Each of the entries should be retyped precisely as it appears.

* **Exercise data**:

──────

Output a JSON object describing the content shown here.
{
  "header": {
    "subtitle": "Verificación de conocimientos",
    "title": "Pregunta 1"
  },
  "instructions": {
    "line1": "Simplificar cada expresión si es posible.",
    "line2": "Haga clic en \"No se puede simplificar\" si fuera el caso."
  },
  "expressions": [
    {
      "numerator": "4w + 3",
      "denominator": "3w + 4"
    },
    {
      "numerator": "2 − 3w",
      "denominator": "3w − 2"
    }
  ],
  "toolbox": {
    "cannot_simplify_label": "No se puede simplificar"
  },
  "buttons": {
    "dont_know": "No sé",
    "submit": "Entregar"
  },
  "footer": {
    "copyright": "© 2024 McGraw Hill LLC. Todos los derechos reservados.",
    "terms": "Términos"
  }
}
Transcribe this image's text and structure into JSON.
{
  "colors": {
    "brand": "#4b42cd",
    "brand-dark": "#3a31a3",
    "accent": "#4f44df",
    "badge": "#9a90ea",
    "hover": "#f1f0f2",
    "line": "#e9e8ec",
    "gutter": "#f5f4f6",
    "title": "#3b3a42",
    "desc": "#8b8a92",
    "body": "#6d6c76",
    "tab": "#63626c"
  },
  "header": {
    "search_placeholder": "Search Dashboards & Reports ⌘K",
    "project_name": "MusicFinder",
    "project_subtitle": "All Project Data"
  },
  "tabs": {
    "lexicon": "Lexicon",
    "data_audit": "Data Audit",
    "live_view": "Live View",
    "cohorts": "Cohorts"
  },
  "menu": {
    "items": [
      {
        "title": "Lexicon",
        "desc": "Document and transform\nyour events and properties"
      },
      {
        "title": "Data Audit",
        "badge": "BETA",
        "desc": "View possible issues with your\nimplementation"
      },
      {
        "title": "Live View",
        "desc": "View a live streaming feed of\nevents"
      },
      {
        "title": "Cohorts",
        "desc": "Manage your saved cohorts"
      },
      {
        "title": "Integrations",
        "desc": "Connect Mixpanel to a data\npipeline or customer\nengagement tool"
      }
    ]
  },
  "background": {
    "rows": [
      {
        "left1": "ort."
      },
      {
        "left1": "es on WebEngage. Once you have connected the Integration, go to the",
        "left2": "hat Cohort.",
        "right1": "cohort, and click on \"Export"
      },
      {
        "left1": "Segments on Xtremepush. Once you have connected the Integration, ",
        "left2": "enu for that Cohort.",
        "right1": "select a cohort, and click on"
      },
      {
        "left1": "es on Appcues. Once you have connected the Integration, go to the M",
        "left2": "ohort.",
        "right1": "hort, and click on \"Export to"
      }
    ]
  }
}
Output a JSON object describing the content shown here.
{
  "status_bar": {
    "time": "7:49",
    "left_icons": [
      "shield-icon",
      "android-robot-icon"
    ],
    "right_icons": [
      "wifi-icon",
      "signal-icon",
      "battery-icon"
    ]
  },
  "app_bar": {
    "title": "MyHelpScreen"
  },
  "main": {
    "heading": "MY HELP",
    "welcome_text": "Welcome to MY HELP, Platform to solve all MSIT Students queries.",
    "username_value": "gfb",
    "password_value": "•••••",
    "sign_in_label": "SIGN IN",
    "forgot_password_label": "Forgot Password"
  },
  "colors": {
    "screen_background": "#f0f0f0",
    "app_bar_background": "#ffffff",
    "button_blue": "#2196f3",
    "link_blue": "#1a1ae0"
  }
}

──────

* **Final answer**:
Output a JSON object describing the content shown here.
{
  "header": {
    "subtitle": "Verificación de conocimientos",
    "title": "Pregunta 1"
  },
  "instructions": {
    "line1": "Simplificar cada expresión si es posible.",
    "line2": "Haga clic en \"No se puede simplificar\" si fuera el caso."
  },
  "expressions": [
    {
      "numerator": "4w + 3",
      "denominator": "3w + 4"
    },
    {
      "numerator": "2 − 3w",
      "denominator": "3w − 2"
    }
  ],
  "toolbox": {
    "cannot_simplify_label": "No se puede simplificar"
  },
  "buttons": {
    "dont_know": "No sé",
    "submit": "Entregar"
  },
  "footer": {
    "copyright": "© 2024 McGraw Hill LLC. Todos los derechos reservados.",
    "terms": "Términos"
  }
}
Transcribe this image's text and structure into JSON.
{
  "colors": {
    "brand": "#4b42cd",
    "brand-dark": "#3a31a3",
    "accent": "#4f44df",
    "badge": "#9a90ea",
    "hover": "#f1f0f2",
    "line": "#e9e8ec",
    "gutter": "#f5f4f6",
    "title": "#3b3a42",
    "desc": "#8b8a92",
    "body": "#6d6c76",
    "tab": "#63626c"
  },
  "header": {
    "search_placeholder": "Search Dashboards & Reports ⌘K",
    "project_name": "MusicFinder",
    "project_subtitle": "All Project Data"
  },
  "tabs": {
    "lexicon": "Lexicon",
    "data_audit": "Data Audit",
    "live_view": "Live View",
    "cohorts": "Cohorts"
  },
  "menu": {
    "items": [
      {
        "title": "Lexicon",
        "desc": "Document and transform\nyour events and properties"
      },
      {
        "title": "Data Audit",
        "badge": "BETA",
        "desc": "View possible issues with your\nimplementation"
      },
      {
        "title": "Live View",
        "desc": "View a live streaming feed of\nevents"
      },
      {
        "title": "Cohorts",
        "desc": "Manage your saved cohorts"
      },
      {
        "title": "Integrations",
        "desc": "Connect Mixpanel to a data\npipeline or customer\nengagement tool"
      }
    ]
  },
  "background": {
    "rows": [
      {
        "left1": "ort."
      },
      {
        "left1": "es on WebEngage. Once you have connected the Integration, go to the",
        "left2": "hat Cohort.",
        "right1": "cohort, and click on \"Export"
      },
      {
        "left1": "Segments on Xtremepush. Once you have connected the Integration, ",
        "left2": "enu for that Cohort.",
        "right1": "select a cohort, and click on"
      },
      {
        "left1": "es on Appcues. Once you have connected the Integration, go to the M",
        "left2": "ohort.",
        "right1": "hort, and click on \"Export to"
      }
    ]
  }
}
Output a JSON object describing the content shown here.
{
  "status_bar": {
    "time": "7:49",
    "left_icons": [
      "shield-icon",
      "android-robot-icon"
    ],
    "right_icons": [
      "wifi-icon",
      "signal-icon",
      "battery-icon"
    ]
  },
  "app_bar": {
    "title": "MyHelpScreen"
  },
  "main": {
    "heading": "MY HELP",
    "welcome_text": "Welcome to MY HELP, Platform to solve all MSIT Students queries.",
    "username_value": "gfb",
    "password_value": "•••••",
    "sign_in_label": "SIGN IN",
    "forgot_password_label": "Forgot Password"
  },
  "colors": {
    "screen_background": "#f0f0f0",
    "app_bar_background": "#ffffff",
    "button_blue": "#2196f3",
    "link_blue": "#1a1ae0"
  }
}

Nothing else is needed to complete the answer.